Rows from a dataset:
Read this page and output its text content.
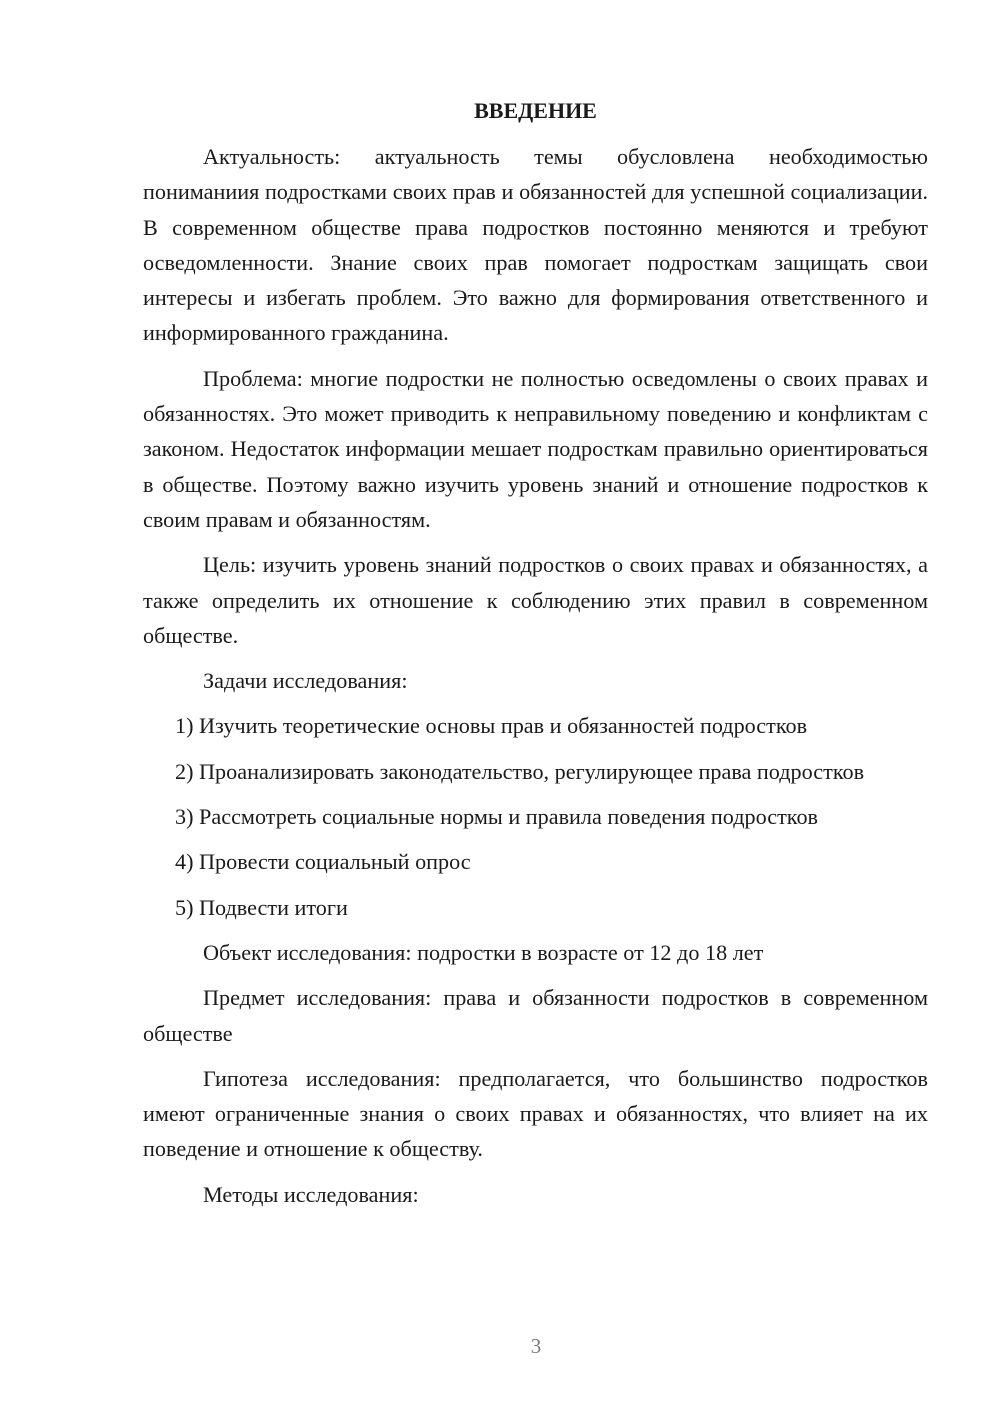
ВВЕДЕНИЕ

Актуальность: актуальность темы обусловлена необходимостью пониманиия подростками своих прав и обязанностей для успешной социализации. В современном обществе права подростков постоянно меняются и требуют осведомленности. Знание своих прав помогает подросткам защищать свои интересы и избегать проблем. Это важно для формирования ответственного и информированного гражданина.

Проблема: многие подростки не полностью осведомлены о своих правах и обязанностях. Это может приводить к неправильному поведению и конфликтам с законом. Недостаток информации мешает подросткам правильно ориентироваться в обществе. Поэтому важно изучить уровень знаний и отношение подростков к своим правам и обязанностям.

Цель: изучить уровень знаний подростков о своих правах и обязанностях, а также определить их отношение к соблюдению этих правил в современном обществе.

Задачи исследования:

1) Изучить теоретические основы прав и обязанностей подростков

2) Проанализировать законодательство, регулирующее права подростков

3) Рассмотреть социальные нормы и правила поведения подростков

4) Провести социальный опрос

5) Подвести итоги

Объект исследования: подростки в возрасте от 12 до 18 лет

Предмет исследования: права и обязанности подростков в современном обществе

Гипотеза исследования: предполагается, что большинство подростков имеют ограниченные знания о своих правах и обязанностях, что влияет на их поведение и отношение к обществу.

Методы исследования:

3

Your instructions: Gather each line of the listing containing the word "подростки" and show it.

Answer:
Проблема: многие подростки не полностью осведомлены о своих правах и обязанностях. Это может приводить к неправильному поведению и конфликтам с законом. Недостаток информации мешает подросткам правильно ориентироваться в обществе. Поэтому важно изучить уровень знаний и отношение подростков к своим правам и обязанностям.
Объект исследования: подростки в возрасте от 12 до 18 лет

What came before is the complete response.